Written exercise
Locate each line of the material that contains "title", then return it.

BEGIN Materials provided

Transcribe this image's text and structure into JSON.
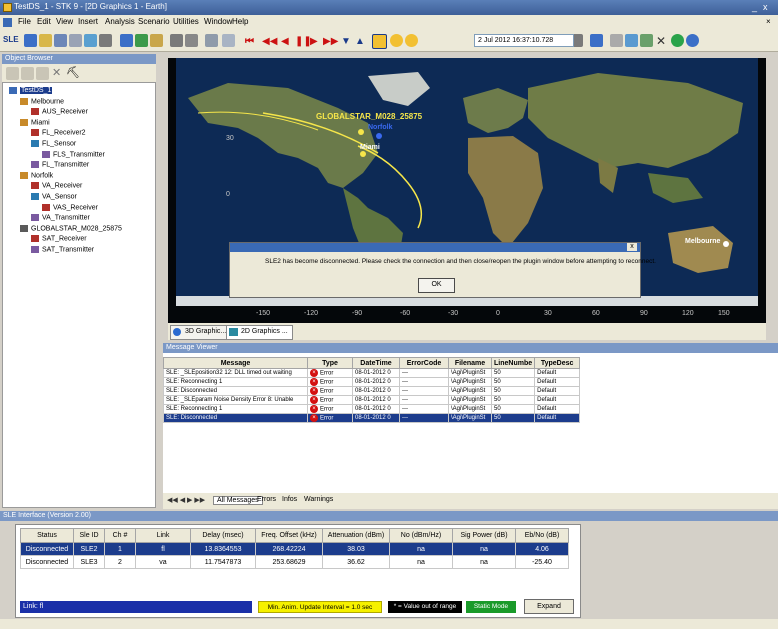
{
  "window": {
    "title": "TestDS_1 - STK 9 - [2D Graphics 1 - Earth]",
    "minimize": "_",
    "restore": "▫",
    "close": "x"
  },
  "menu": [
    "File",
    "Edit",
    "View",
    "Insert",
    "Analysis",
    "Scenario",
    "Utilities",
    "Window",
    "Help"
  ],
  "toolbar": {
    "scenario_label": "SLE",
    "time_display": "2 Jul 2012 16:37:10.728"
  },
  "object_browser": {
    "title": "Object Browser",
    "tree": [
      {
        "label": "TestDS_1",
        "level": 0,
        "icon": "scenario-icon",
        "selected": true
      },
      {
        "label": "Melbourne",
        "level": 1,
        "icon": "facility-icon"
      },
      {
        "label": "AUS_Receiver",
        "level": 2,
        "icon": "receiver-icon"
      },
      {
        "label": "Miami",
        "level": 1,
        "icon": "facility-icon"
      },
      {
        "label": "FL_Receiver2",
        "level": 2,
        "icon": "receiver-icon"
      },
      {
        "label": "FL_Sensor",
        "level": 2,
        "icon": "sensor-icon"
      },
      {
        "label": "FLS_Transmitter",
        "level": 3,
        "icon": "transmitter-icon"
      },
      {
        "label": "FL_Transmitter",
        "level": 2,
        "icon": "transmitter-icon"
      },
      {
        "label": "Norfolk",
        "level": 1,
        "icon": "facility-icon"
      },
      {
        "label": "VA_Receiver",
        "level": 2,
        "icon": "receiver-icon"
      },
      {
        "label": "VA_Sensor",
        "level": 2,
        "icon": "sensor-icon"
      },
      {
        "label": "VAS_Receiver",
        "level": 3,
        "icon": "receiver-icon"
      },
      {
        "label": "VA_Transmitter",
        "level": 2,
        "icon": "transmitter-icon"
      },
      {
        "label": "GLOBALSTAR_M028_25875",
        "level": 1,
        "icon": "satellite-icon"
      },
      {
        "label": "SAT_Receiver",
        "level": 2,
        "icon": "receiver-icon"
      },
      {
        "label": "SAT_Transmitter",
        "level": 2,
        "icon": "transmitter-icon"
      }
    ]
  },
  "map": {
    "satellite_label": "GLOBALSTAR_M028_25875",
    "norfolk_label": "Norfolk",
    "miami_label": "Miami",
    "melbourne_label": "Melbourne",
    "lon_labels": [
      "-150",
      "-120",
      "-90",
      "-60",
      "-30",
      "0",
      "30",
      "60",
      "90",
      "120",
      "150"
    ],
    "lat_labels": [
      "30",
      "0"
    ],
    "tabs": [
      "3D Graphic...",
      "2D Graphics ..."
    ]
  },
  "dialog": {
    "message": "SLE2 has become disconnected.  Please check the connection and then close/reopen the plugin window before attempting to reconnect.",
    "close": "x",
    "ok": "OK"
  },
  "message_viewer": {
    "title": "Message Viewer",
    "columns": [
      "Message",
      "Type",
      "DateTime",
      "ErrorCode",
      "Filename",
      "LineNumbe",
      "TypeDesc"
    ],
    "rows": [
      [
        "SLE: _SLEposition32 12: DLL timed out waiting",
        "Error",
        "08-01-2012 0",
        "---",
        "\\Agi\\PluginSt",
        "50",
        "Default"
      ],
      [
        "SLE: Reconnecting 1",
        "Error",
        "08-01-2012 0",
        "---",
        "\\Agi\\PluginSt",
        "50",
        "Default"
      ],
      [
        "SLE: Disconnected",
        "Error",
        "08-01-2012 0",
        "---",
        "\\Agi\\PluginSt",
        "50",
        "Default"
      ],
      [
        "SLE: _SLEparam Noise Density Error 8: Unable",
        "Error",
        "08-01-2012 0",
        "---",
        "\\Agi\\PluginSt",
        "50",
        "Default"
      ],
      [
        "SLE: Reconnecting 1",
        "Error",
        "08-01-2012 0",
        "---",
        "\\Agi\\PluginSt",
        "50",
        "Default"
      ],
      [
        "SLE: Disconnected",
        "Error",
        "08-01-2012 0",
        "---",
        "\\Agi\\PluginSt",
        "50",
        "Default"
      ]
    ],
    "tabs": [
      "All Messages",
      "Errors",
      "Infos",
      "Warnings"
    ]
  },
  "sle_panel": {
    "title": "SLE Interface (Version 2.00)",
    "columns": [
      "Status",
      "Sle ID",
      "Ch #",
      "Link",
      "Delay (msec)",
      "Freq. Offset (kHz)",
      "Attenuation (dBm)",
      "No (dBm/Hz)",
      "Sig Power (dB)",
      "Eb/No (dB)"
    ],
    "rows": [
      [
        "Disconnected",
        "SLE2",
        "1",
        "fl",
        "13.8364553",
        "268.42224",
        "38.03",
        "na",
        "na",
        "4.06"
      ],
      [
        "Disconnected",
        "SLE3",
        "2",
        "va",
        "11.7547873",
        "253.68629",
        "36.62",
        "na",
        "na",
        "-25.40"
      ]
    ],
    "link_label": "Link: fl",
    "min_anim": "Min. Anim. Update Interval = 1.0 sec",
    "value_out_of_range": "* = Value out of range",
    "static_mode": "Static Mode",
    "expand": "Expand"
  },
  "colors": {
    "selection": "#1c3c8c",
    "error": "#d31010",
    "static_mode": "#1a9a2a",
    "min_anim": "#f6f100",
    "link_bar": "#1a2fa8"
  }
}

END Materials provided

Written response
    "title": "TestDS_1 - STK 9 - [2D Graphics 1 - Earth]",
    "title": "Object Browser",
    "title": "Message Viewer",
    "title": "SLE Interface (Version 2.00)",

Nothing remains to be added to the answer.